> EXERCISE TASK:
The entries below need to be written out exactly, with no pictures included.

> GIVEN RECORDS:
○ ○ ○ ○ ○ ○ ○
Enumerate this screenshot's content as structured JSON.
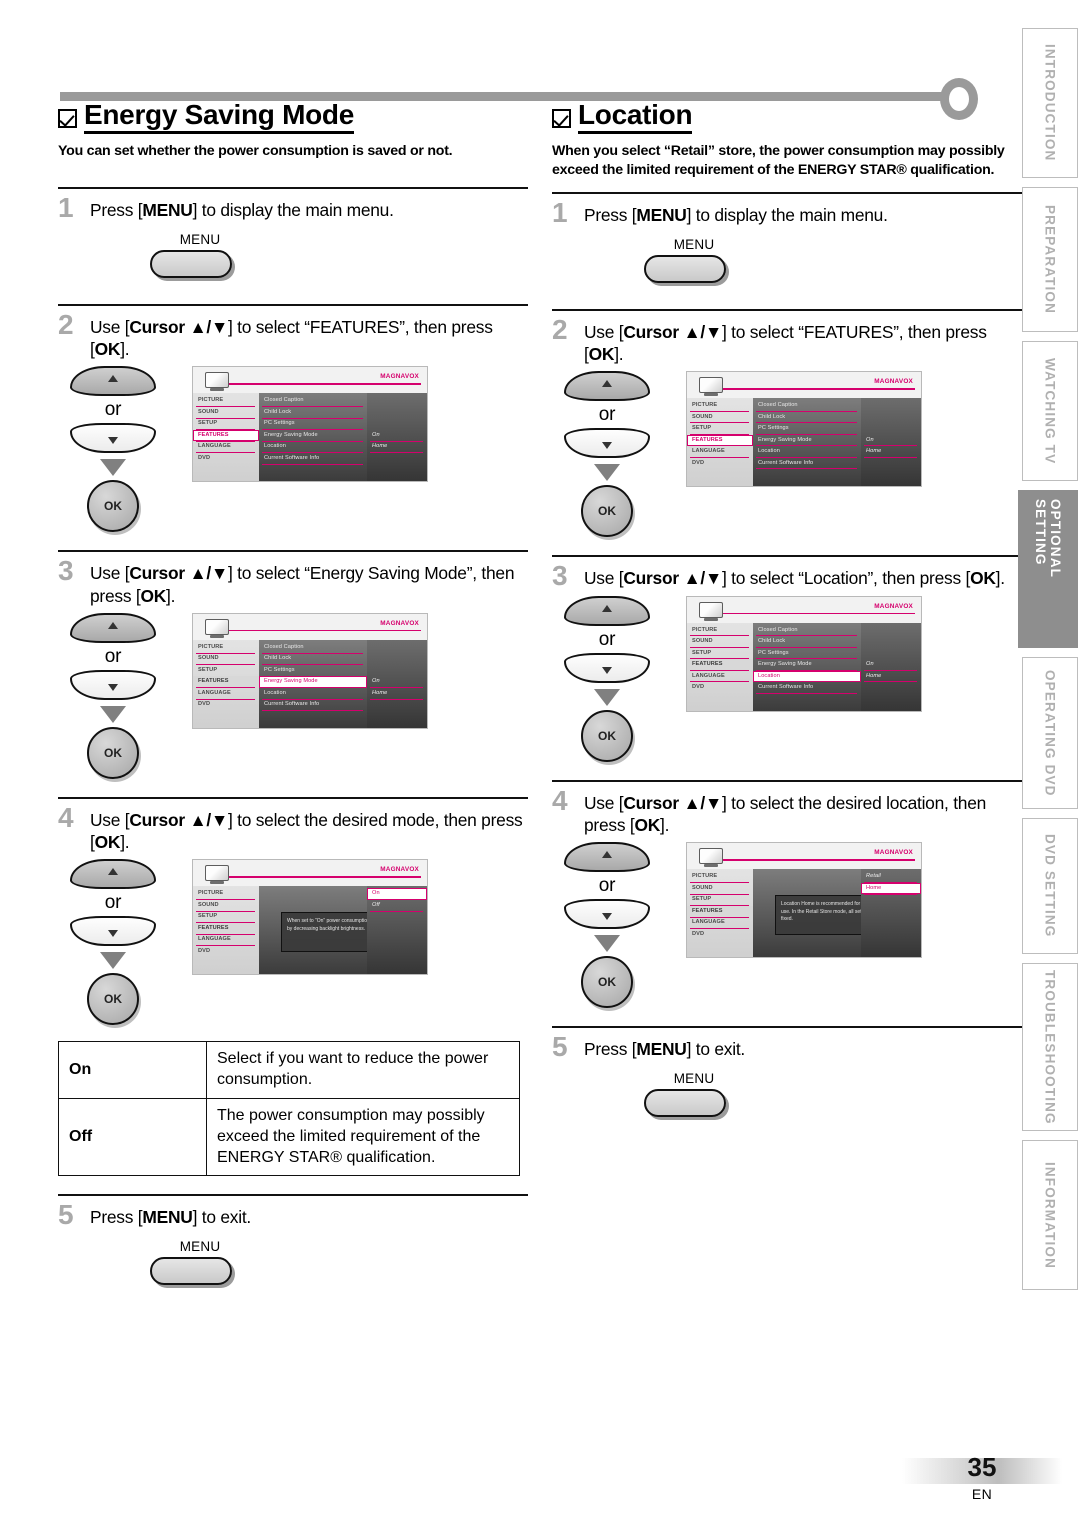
{
  "page": {
    "number": "35",
    "lang_code": "EN"
  },
  "sidebar": {
    "items": [
      {
        "label": "INTRODUCTION",
        "active": false
      },
      {
        "label": "PREPARATION",
        "active": false
      },
      {
        "label": "WATCHING TV",
        "active": false
      },
      {
        "label": "OPTIONAL SETTING",
        "active": true
      },
      {
        "label": "OPERATING DVD",
        "active": false
      },
      {
        "label": "DVD SETTING",
        "active": false
      },
      {
        "label": "TROUBLESHOOTING",
        "active": false
      },
      {
        "label": "INFORMATION",
        "active": false
      }
    ]
  },
  "left": {
    "title": "Energy Saving Mode",
    "description": "You can set whether the power consumption is saved or not.",
    "steps": [
      {
        "num": "1",
        "text_html": "Press [<b>MENU</b>] to display the main menu."
      },
      {
        "num": "2",
        "text_html": "Use [<b>Cursor ▲/▼</b>] to select “FEATURES”, then press [<b>OK</b>]."
      },
      {
        "num": "3",
        "text_html": "Use [<b>Cursor ▲/▼</b>] to select “Energy Saving Mode”, then press [<b>OK</b>]."
      },
      {
        "num": "4",
        "text_html": "Use [<b>Cursor ▲/▼</b>] to select the desired mode, then press [<b>OK</b>]."
      },
      {
        "num": "5",
        "text_html": "Press [<b>MENU</b>] to exit."
      }
    ],
    "table": {
      "rows": [
        {
          "key": "On",
          "value": "Select if you want to reduce the power consumption."
        },
        {
          "key": "Off",
          "value": "The power consumption may possibly exceed the limited requirement of the ENERGY STAR® qualification."
        }
      ]
    }
  },
  "right": {
    "title": "Location",
    "description": "When you select “Retail” store, the power consumption may possibly exceed the limited requirement of the ENERGY STAR® qualification.",
    "steps": [
      {
        "num": "1",
        "text_html": "Press [<b>MENU</b>] to display the main menu."
      },
      {
        "num": "2",
        "text_html": "Use [<b>Cursor ▲/▼</b>] to select “FEATURES”, then press [<b>OK</b>]."
      },
      {
        "num": "3",
        "text_html": "Use [<b>Cursor ▲/▼</b>] to select “Location”, then press [<b>OK</b>]."
      },
      {
        "num": "4",
        "text_html": "Use [<b>Cursor ▲/▼</b>] to select the desired location, then press [<b>OK</b>]."
      },
      {
        "num": "5",
        "text_html": "Press [<b>MENU</b>] to exit."
      }
    ]
  },
  "remote": {
    "menu_key_label": "MENU",
    "ok_label": "OK",
    "or_label": "or"
  },
  "osd": {
    "brand": "MAGNAVOX",
    "categories": [
      "PICTURE",
      "SOUND",
      "SETUP",
      "FEATURES",
      "LANGUAGE",
      "DVD"
    ],
    "feature_items": [
      "Closed Caption",
      "Child Lock",
      "PC Settings",
      "Energy Saving Mode",
      "Location",
      "Current Software Info"
    ],
    "values": {
      "energy_saving_mode": "On",
      "location": "Home"
    },
    "mode_options": [
      "On",
      "Off"
    ],
    "location_options": [
      "Retail",
      "Home"
    ],
    "tip_energy": "When set to “On” power consumption is reduced by decreasing backlight brightness.",
    "tip_location": "Location Home is recommended for normal home use. In the Retail Store mode, all settings are fixed.",
    "accent_color": "#d5006d"
  }
}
○ ○ ○ ○ ○ ○ ○
> TASK SOLUTION:
Enumerate this screenshot's content as structured JSON.
{
  "page": {
    "number": "35",
    "lang_code": "EN"
  },
  "sidebar": {
    "items": [
      {
        "label": "INTRODUCTION",
        "active": false
      },
      {
        "label": "PREPARATION",
        "active": false
      },
      {
        "label": "WATCHING TV",
        "active": false
      },
      {
        "label": "OPTIONAL SETTING",
        "active": true
      },
      {
        "label": "OPERATING DVD",
        "active": false
      },
      {
        "label": "DVD SETTING",
        "active": false
      },
      {
        "label": "TROUBLESHOOTING",
        "active": false
      },
      {
        "label": "INFORMATION",
        "active": false
      }
    ]
  },
  "left": {
    "title": "Energy Saving Mode",
    "description": "You can set whether the power consumption is saved or not.",
    "steps": [
      {
        "num": "1",
        "text_html": "Press [<b>MENU</b>] to display the main menu."
      },
      {
        "num": "2",
        "text_html": "Use [<b>Cursor ▲/▼</b>] to select “FEATURES”, then press [<b>OK</b>]."
      },
      {
        "num": "3",
        "text_html": "Use [<b>Cursor ▲/▼</b>] to select “Energy Saving Mode”, then press [<b>OK</b>]."
      },
      {
        "num": "4",
        "text_html": "Use [<b>Cursor ▲/▼</b>] to select the desired mode, then press [<b>OK</b>]."
      },
      {
        "num": "5",
        "text_html": "Press [<b>MENU</b>] to exit."
      }
    ],
    "table": {
      "rows": [
        {
          "key": "On",
          "value": "Select if you want to reduce the power consumption."
        },
        {
          "key": "Off",
          "value": "The power consumption may possibly exceed the limited requirement of the ENERGY STAR® qualification."
        }
      ]
    }
  },
  "right": {
    "title": "Location",
    "description": "When you select “Retail” store, the power consumption may possibly exceed the limited requirement of the ENERGY STAR® qualification.",
    "steps": [
      {
        "num": "1",
        "text_html": "Press [<b>MENU</b>] to display the main menu."
      },
      {
        "num": "2",
        "text_html": "Use [<b>Cursor ▲/▼</b>] to select “FEATURES”, then press [<b>OK</b>]."
      },
      {
        "num": "3",
        "text_html": "Use [<b>Cursor ▲/▼</b>] to select “Location”, then press [<b>OK</b>]."
      },
      {
        "num": "4",
        "text_html": "Use [<b>Cursor ▲/▼</b>] to select the desired location, then press [<b>OK</b>]."
      },
      {
        "num": "5",
        "text_html": "Press [<b>MENU</b>] to exit."
      }
    ]
  },
  "remote": {
    "menu_key_label": "MENU",
    "ok_label": "OK",
    "or_label": "or"
  },
  "osd": {
    "brand": "MAGNAVOX",
    "categories": [
      "PICTURE",
      "SOUND",
      "SETUP",
      "FEATURES",
      "LANGUAGE",
      "DVD"
    ],
    "feature_items": [
      "Closed Caption",
      "Child Lock",
      "PC Settings",
      "Energy Saving Mode",
      "Location",
      "Current Software Info"
    ],
    "values": {
      "energy_saving_mode": "On",
      "location": "Home"
    },
    "mode_options": [
      "On",
      "Off"
    ],
    "location_options": [
      "Retail",
      "Home"
    ],
    "tip_energy": "When set to “On” power consumption is reduced by decreasing backlight brightness.",
    "tip_location": "Location Home is recommended for normal home use. In the Retail Store mode, all settings are fixed.",
    "accent_color": "#d5006d"
  }
}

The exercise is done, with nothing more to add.